::: Material provided

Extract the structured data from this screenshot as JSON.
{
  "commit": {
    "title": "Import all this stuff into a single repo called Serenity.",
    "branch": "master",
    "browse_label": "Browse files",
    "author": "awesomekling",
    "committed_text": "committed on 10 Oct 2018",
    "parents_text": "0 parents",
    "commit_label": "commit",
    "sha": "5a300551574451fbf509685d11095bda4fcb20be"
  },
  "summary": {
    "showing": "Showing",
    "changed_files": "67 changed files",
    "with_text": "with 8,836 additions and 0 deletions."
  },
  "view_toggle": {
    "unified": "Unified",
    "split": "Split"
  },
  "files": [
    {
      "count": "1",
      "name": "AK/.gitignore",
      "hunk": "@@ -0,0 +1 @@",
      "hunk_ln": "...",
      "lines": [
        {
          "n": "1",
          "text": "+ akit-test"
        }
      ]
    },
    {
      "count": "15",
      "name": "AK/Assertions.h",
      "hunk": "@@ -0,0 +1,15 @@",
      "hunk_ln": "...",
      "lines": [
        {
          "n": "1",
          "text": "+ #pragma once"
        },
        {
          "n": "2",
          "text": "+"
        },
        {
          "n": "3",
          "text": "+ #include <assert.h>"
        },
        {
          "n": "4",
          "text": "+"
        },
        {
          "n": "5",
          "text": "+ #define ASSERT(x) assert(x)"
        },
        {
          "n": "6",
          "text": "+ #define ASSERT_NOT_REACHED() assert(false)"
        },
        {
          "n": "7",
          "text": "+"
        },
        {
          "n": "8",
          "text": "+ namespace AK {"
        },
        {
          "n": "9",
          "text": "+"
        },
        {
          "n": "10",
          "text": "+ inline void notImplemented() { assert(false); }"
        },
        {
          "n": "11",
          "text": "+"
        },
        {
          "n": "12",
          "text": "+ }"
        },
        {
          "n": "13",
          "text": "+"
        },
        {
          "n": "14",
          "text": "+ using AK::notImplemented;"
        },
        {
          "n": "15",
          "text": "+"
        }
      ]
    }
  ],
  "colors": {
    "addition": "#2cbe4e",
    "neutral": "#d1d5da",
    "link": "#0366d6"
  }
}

::::::

> **Given task**
Your task is to transcribe the material exactly.

> **Output for this task**
Extract the structured data from this screenshot as JSON.
{
  "commit": {
    "title": "Import all this stuff into a single repo called Serenity.",
    "branch": "master",
    "browse_label": "Browse files",
    "author": "awesomekling",
    "committed_text": "committed on 10 Oct 2018",
    "parents_text": "0 parents",
    "commit_label": "commit",
    "sha": "5a300551574451fbf509685d11095bda4fcb20be"
  },
  "summary": {
    "showing": "Showing",
    "changed_files": "67 changed files",
    "with_text": "with 8,836 additions and 0 deletions."
  },
  "view_toggle": {
    "unified": "Unified",
    "split": "Split"
  },
  "files": [
    {
      "count": "1",
      "name": "AK/.gitignore",
      "hunk": "@@ -0,0 +1 @@",
      "hunk_ln": "...",
      "lines": [
        {
          "n": "1",
          "text": "+ akit-test"
        }
      ]
    },
    {
      "count": "15",
      "name": "AK/Assertions.h",
      "hunk": "@@ -0,0 +1,15 @@",
      "hunk_ln": "...",
      "lines": [
        {
          "n": "1",
          "text": "+ #pragma once"
        },
        {
          "n": "2",
          "text": "+"
        },
        {
          "n": "3",
          "text": "+ #include <assert.h>"
        },
        {
          "n": "4",
          "text": "+"
        },
        {
          "n": "5",
          "text": "+ #define ASSERT(x) assert(x)"
        },
        {
          "n": "6",
          "text": "+ #define ASSERT_NOT_REACHED() assert(false)"
        },
        {
          "n": "7",
          "text": "+"
        },
        {
          "n": "8",
          "text": "+ namespace AK {"
        },
        {
          "n": "9",
          "text": "+"
        },
        {
          "n": "10",
          "text": "+ inline void notImplemented() { assert(false); }"
        },
        {
          "n": "11",
          "text": "+"
        },
        {
          "n": "12",
          "text": "+ }"
        },
        {
          "n": "13",
          "text": "+"
        },
        {
          "n": "14",
          "text": "+ using AK::notImplemented;"
        },
        {
          "n": "15",
          "text": "+"
        }
      ]
    }
  ],
  "colors": {
    "addition": "#2cbe4e",
    "neutral": "#d1d5da",
    "link": "#0366d6"
  }
}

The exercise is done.